- **Exercise aim**:
Print the entries verbatim, leaving out the images they contain.

The data start

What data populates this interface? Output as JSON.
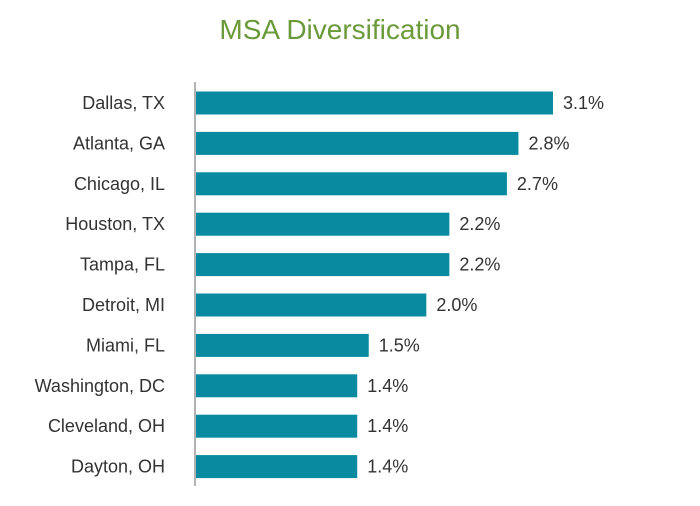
{
  "chart_data": {
    "type": "bar",
    "orientation": "horizontal",
    "title": "MSA Diversification",
    "categories": [
      "Dallas, TX",
      "Atlanta, GA",
      "Chicago, IL",
      "Houston, TX",
      "Tampa, FL",
      "Detroit, MI",
      "Miami, FL",
      "Washington, DC",
      "Cleveland, OH",
      "Dayton, OH"
    ],
    "values": [
      3.1,
      2.8,
      2.7,
      2.2,
      2.2,
      2.0,
      1.5,
      1.4,
      1.4,
      1.4
    ],
    "value_labels": [
      "3.1%",
      "2.8%",
      "2.7%",
      "2.2%",
      "2.2%",
      "2.0%",
      "1.5%",
      "1.4%",
      "1.4%",
      "1.4%"
    ],
    "xlabel": "",
    "ylabel": "",
    "xlim": [
      0,
      3.1
    ],
    "grid": false,
    "legend": "none",
    "bar_color": "#0a8aa0",
    "title_color": "#6b9a3a"
  }
}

The data end

- **Written solution**:
What data populates this interface? Output as JSON.
{
  "chart_data": {
    "type": "bar",
    "orientation": "horizontal",
    "title": "MSA Diversification",
    "categories": [
      "Dallas, TX",
      "Atlanta, GA",
      "Chicago, IL",
      "Houston, TX",
      "Tampa, FL",
      "Detroit, MI",
      "Miami, FL",
      "Washington, DC",
      "Cleveland, OH",
      "Dayton, OH"
    ],
    "values": [
      3.1,
      2.8,
      2.7,
      2.2,
      2.2,
      2.0,
      1.5,
      1.4,
      1.4,
      1.4
    ],
    "value_labels": [
      "3.1%",
      "2.8%",
      "2.7%",
      "2.2%",
      "2.2%",
      "2.0%",
      "1.5%",
      "1.4%",
      "1.4%",
      "1.4%"
    ],
    "xlabel": "",
    "ylabel": "",
    "xlim": [
      0,
      3.1
    ],
    "grid": false,
    "legend": "none",
    "bar_color": "#0a8aa0",
    "title_color": "#6b9a3a"
  }
}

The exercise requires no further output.